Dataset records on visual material
-- START --
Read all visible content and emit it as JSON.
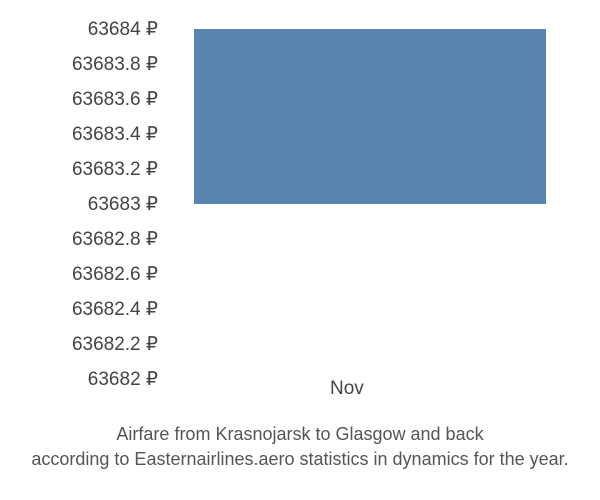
{
  "chart": {
    "type": "bar",
    "y_ticks": [
      "63684 ₽",
      "63683.8 ₽",
      "63683.6 ₽",
      "63683.4 ₽",
      "63683.2 ₽",
      "63683 ₽",
      "63682.8 ₽",
      "63682.6 ₽",
      "63682.4 ₽",
      "63682.2 ₽",
      "63682 ₽"
    ],
    "y_min": 63682,
    "y_max": 63684,
    "y_step": 0.2,
    "x_label": "Nov",
    "bar_value": 63683,
    "bar_color": "#5a84b0",
    "bar_left_pct": 6,
    "bar_width_pct": 88,
    "tick_fontsize": 19,
    "tick_color": "#444444",
    "background_color": "#ffffff",
    "caption_line1": "Airfare from Krasnojarsk to Glasgow and back",
    "caption_line2": "according to Easternairlines.aero statistics in dynamics for the year.",
    "caption_fontsize": 18,
    "caption_color": "#555555"
  }
}
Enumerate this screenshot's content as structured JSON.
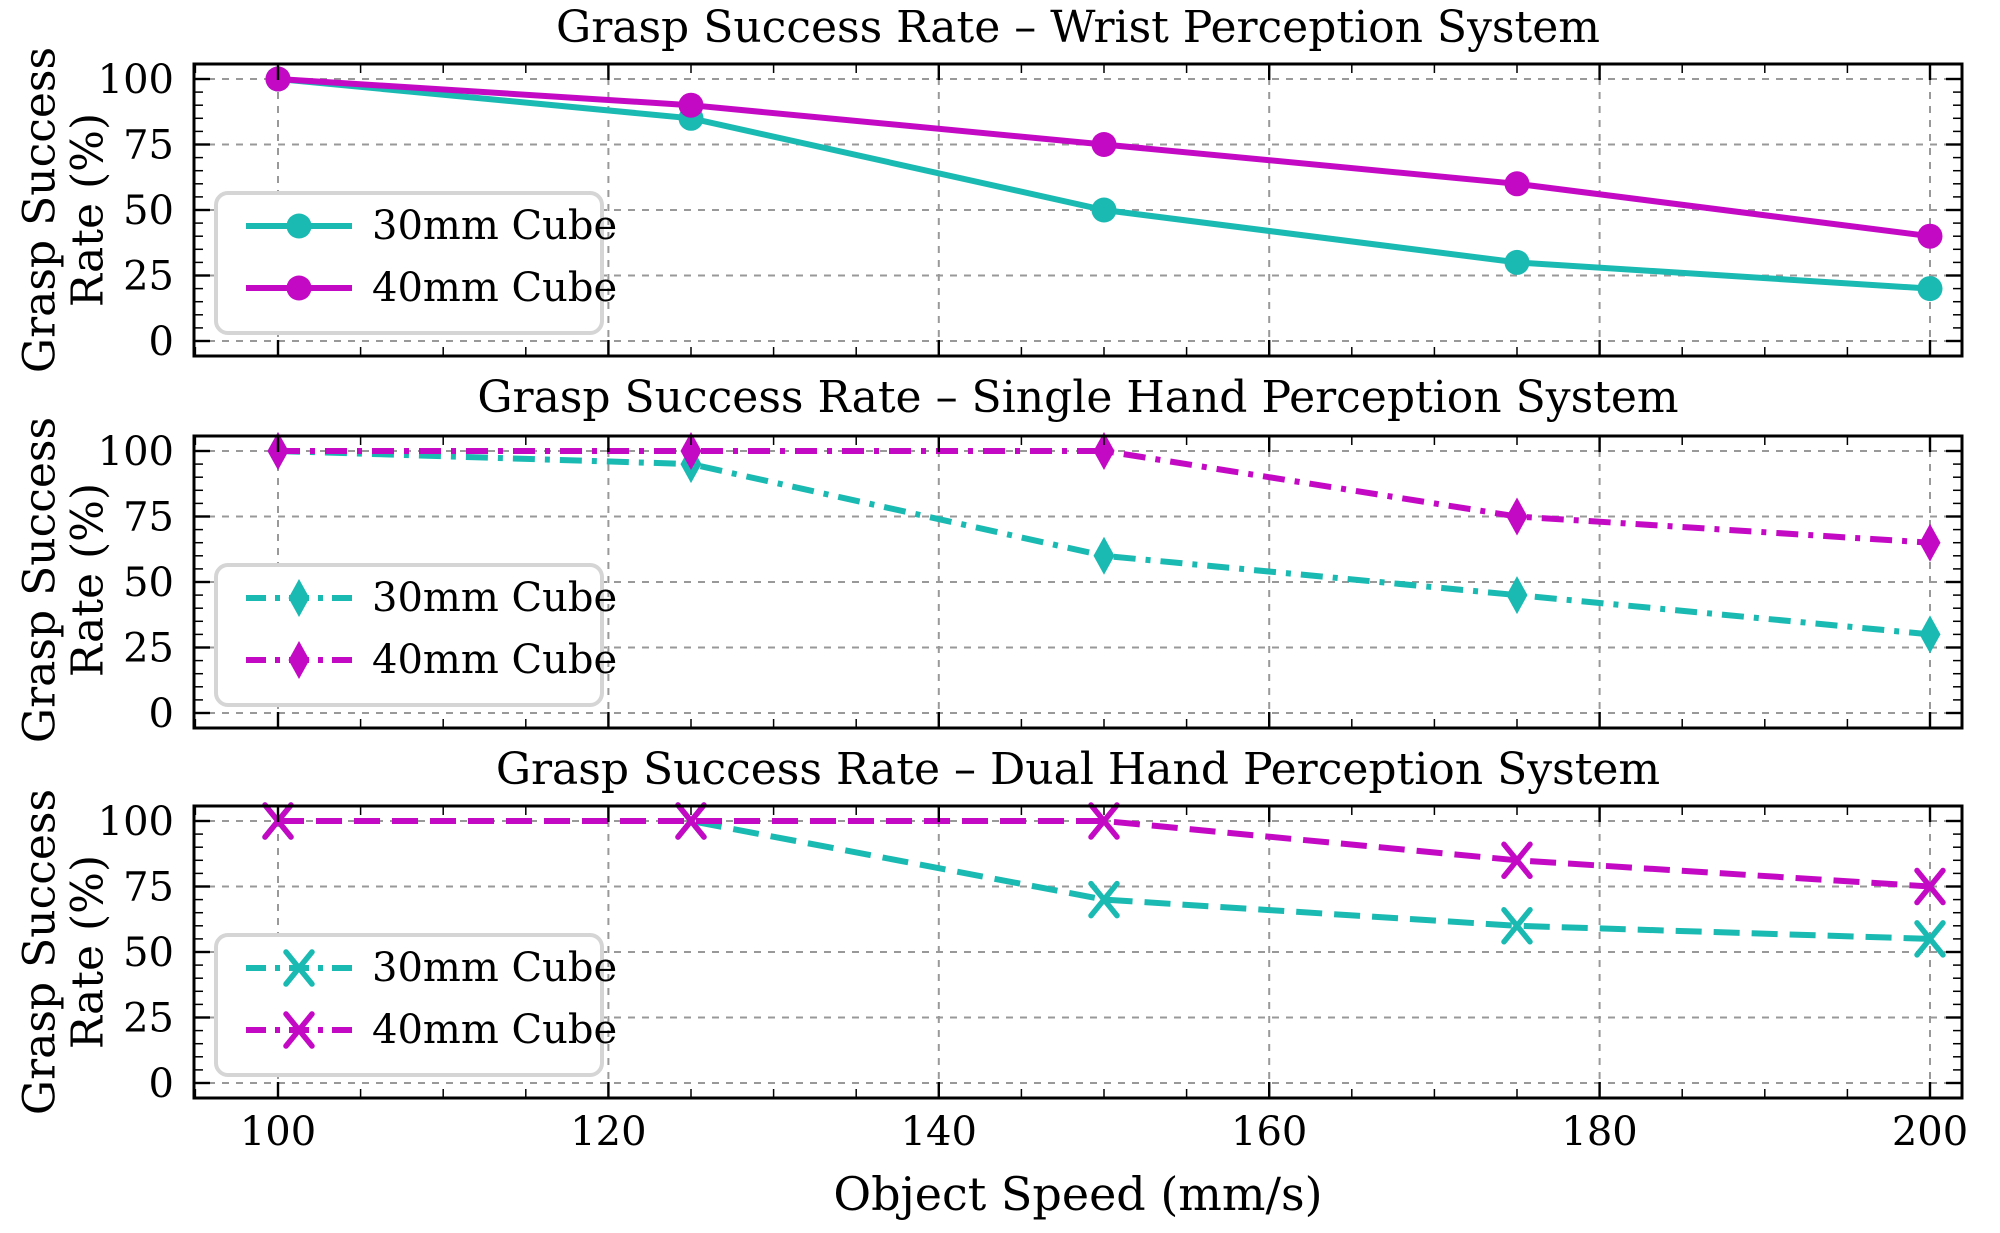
-- END --
• **WHAT YOU ARE ASKED TO DO**
In the records above, find each line holding "content" and copy it.

• **EXERCISE RESPONSE**
Read all visible content and emit it as JSON.
Enumerate this screenshot's content as structured JSON.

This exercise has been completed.